WORK TO DO: Copy out all lines that hold "thực".

Entries from a dataset
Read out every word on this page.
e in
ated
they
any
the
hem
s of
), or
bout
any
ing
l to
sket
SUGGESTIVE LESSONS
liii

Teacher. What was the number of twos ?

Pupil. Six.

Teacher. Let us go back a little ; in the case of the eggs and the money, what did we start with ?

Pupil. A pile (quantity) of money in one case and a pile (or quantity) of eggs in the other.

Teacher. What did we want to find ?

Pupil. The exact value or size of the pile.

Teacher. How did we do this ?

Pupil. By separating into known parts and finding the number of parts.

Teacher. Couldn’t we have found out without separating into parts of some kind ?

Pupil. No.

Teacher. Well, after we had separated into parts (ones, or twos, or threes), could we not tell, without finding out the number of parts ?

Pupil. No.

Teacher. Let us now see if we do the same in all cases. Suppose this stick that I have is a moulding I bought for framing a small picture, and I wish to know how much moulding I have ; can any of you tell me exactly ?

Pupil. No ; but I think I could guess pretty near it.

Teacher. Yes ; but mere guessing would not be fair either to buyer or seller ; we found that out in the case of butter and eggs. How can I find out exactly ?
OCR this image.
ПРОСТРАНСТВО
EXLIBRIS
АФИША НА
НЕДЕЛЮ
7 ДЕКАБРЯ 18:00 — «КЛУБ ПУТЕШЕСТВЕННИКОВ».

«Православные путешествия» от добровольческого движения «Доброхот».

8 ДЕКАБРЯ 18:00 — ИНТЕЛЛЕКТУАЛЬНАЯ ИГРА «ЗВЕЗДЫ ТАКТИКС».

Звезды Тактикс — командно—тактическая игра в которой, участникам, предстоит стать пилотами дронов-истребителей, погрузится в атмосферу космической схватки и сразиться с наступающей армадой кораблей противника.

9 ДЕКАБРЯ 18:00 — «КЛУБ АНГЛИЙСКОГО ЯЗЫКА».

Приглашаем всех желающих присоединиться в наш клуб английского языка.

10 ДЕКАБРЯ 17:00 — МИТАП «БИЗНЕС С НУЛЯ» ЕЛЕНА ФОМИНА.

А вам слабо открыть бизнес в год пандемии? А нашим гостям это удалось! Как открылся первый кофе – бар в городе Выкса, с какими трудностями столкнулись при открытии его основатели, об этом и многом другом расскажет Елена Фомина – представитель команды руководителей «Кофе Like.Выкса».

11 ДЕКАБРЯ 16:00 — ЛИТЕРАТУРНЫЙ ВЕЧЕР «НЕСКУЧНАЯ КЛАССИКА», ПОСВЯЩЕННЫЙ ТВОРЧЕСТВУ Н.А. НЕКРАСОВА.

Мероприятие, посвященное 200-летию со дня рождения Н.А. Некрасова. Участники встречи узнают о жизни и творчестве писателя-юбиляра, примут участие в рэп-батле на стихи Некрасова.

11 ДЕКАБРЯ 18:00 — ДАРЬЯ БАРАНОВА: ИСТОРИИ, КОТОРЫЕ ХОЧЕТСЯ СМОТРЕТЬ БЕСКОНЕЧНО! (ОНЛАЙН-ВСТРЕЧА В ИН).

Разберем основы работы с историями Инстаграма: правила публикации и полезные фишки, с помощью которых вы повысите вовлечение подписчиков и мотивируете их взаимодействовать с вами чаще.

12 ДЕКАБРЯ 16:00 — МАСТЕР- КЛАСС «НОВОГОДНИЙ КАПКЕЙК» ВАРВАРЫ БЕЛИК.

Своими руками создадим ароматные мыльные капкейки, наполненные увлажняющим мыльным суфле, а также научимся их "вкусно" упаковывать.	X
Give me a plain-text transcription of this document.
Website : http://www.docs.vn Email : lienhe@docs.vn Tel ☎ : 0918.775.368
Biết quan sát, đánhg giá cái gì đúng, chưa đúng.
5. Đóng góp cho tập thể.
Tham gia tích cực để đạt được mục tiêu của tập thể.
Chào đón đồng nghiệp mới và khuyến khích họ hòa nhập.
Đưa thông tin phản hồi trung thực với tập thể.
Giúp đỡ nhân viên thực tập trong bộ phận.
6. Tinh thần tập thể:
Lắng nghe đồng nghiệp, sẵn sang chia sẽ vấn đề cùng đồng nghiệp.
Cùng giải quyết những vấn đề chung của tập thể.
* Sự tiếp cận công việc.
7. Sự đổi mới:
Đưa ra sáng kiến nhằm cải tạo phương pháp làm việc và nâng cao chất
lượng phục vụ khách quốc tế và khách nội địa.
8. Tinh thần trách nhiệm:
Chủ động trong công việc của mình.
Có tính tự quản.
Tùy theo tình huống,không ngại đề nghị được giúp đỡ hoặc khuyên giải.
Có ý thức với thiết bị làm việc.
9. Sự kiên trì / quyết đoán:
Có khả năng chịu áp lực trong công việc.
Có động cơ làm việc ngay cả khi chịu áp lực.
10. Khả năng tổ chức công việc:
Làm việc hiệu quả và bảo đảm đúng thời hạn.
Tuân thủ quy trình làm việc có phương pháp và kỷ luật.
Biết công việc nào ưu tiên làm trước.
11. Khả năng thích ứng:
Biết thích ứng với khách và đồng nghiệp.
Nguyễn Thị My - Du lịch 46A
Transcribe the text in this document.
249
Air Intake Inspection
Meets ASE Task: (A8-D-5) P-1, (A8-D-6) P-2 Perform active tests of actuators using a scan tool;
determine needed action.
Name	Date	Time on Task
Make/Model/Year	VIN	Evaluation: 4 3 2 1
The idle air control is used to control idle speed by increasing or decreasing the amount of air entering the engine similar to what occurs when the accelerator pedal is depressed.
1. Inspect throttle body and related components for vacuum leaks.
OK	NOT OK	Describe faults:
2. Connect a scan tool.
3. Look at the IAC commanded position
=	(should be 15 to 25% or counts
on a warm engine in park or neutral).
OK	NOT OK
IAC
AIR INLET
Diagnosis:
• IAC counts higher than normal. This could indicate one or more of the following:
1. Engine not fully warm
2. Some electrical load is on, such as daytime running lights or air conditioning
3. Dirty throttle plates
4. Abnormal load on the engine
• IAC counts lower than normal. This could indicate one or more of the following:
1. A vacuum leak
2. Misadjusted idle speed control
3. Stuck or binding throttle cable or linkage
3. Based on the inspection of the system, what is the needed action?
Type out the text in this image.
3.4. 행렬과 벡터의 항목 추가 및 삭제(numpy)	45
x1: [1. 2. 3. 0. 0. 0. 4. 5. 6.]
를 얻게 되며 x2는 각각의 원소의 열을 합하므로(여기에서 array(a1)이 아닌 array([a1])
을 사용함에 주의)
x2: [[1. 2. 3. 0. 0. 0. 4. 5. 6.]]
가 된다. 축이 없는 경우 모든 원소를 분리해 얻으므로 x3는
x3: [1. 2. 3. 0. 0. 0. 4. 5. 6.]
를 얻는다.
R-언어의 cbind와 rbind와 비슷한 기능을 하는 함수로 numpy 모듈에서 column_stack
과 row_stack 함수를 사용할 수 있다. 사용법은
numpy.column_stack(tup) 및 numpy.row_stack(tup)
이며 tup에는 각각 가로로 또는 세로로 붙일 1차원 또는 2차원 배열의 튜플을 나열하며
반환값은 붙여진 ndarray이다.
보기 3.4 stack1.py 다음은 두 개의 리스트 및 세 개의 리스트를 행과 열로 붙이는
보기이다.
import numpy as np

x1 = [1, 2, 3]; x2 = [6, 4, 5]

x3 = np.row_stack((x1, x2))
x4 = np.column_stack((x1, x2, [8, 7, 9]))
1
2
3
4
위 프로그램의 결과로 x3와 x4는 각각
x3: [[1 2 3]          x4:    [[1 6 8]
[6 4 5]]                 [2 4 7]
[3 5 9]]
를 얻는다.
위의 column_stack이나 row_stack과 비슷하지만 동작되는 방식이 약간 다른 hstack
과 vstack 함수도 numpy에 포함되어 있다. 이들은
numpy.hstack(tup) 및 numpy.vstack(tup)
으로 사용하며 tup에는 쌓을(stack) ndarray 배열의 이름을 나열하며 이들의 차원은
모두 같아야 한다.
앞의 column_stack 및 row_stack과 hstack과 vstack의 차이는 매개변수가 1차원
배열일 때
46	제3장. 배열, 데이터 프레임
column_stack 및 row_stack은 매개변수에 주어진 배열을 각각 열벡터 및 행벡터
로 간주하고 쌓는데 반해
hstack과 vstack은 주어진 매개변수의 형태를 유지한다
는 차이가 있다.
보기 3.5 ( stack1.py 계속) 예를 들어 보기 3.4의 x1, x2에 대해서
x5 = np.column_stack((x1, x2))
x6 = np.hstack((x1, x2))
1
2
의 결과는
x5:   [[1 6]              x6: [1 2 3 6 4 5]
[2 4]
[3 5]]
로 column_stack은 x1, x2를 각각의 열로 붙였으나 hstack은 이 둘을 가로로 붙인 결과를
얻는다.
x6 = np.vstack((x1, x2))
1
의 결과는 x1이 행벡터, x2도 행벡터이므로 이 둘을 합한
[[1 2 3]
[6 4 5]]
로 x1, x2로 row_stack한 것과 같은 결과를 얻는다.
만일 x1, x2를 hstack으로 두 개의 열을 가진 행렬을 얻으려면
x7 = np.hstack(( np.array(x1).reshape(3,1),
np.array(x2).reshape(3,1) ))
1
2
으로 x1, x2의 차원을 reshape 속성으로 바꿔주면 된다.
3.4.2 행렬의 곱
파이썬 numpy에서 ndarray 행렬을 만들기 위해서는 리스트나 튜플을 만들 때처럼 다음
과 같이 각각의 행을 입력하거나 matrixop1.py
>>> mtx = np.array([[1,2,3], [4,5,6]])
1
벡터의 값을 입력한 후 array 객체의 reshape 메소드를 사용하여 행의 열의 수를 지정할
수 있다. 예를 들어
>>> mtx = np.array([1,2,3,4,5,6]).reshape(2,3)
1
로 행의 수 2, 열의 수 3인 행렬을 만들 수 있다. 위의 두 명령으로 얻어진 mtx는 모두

FULL ANSWER:
Đưa thông tin phản hồi trung thực với tập thể.
Giúp đỡ nhân viên thực tập trong bộ phận.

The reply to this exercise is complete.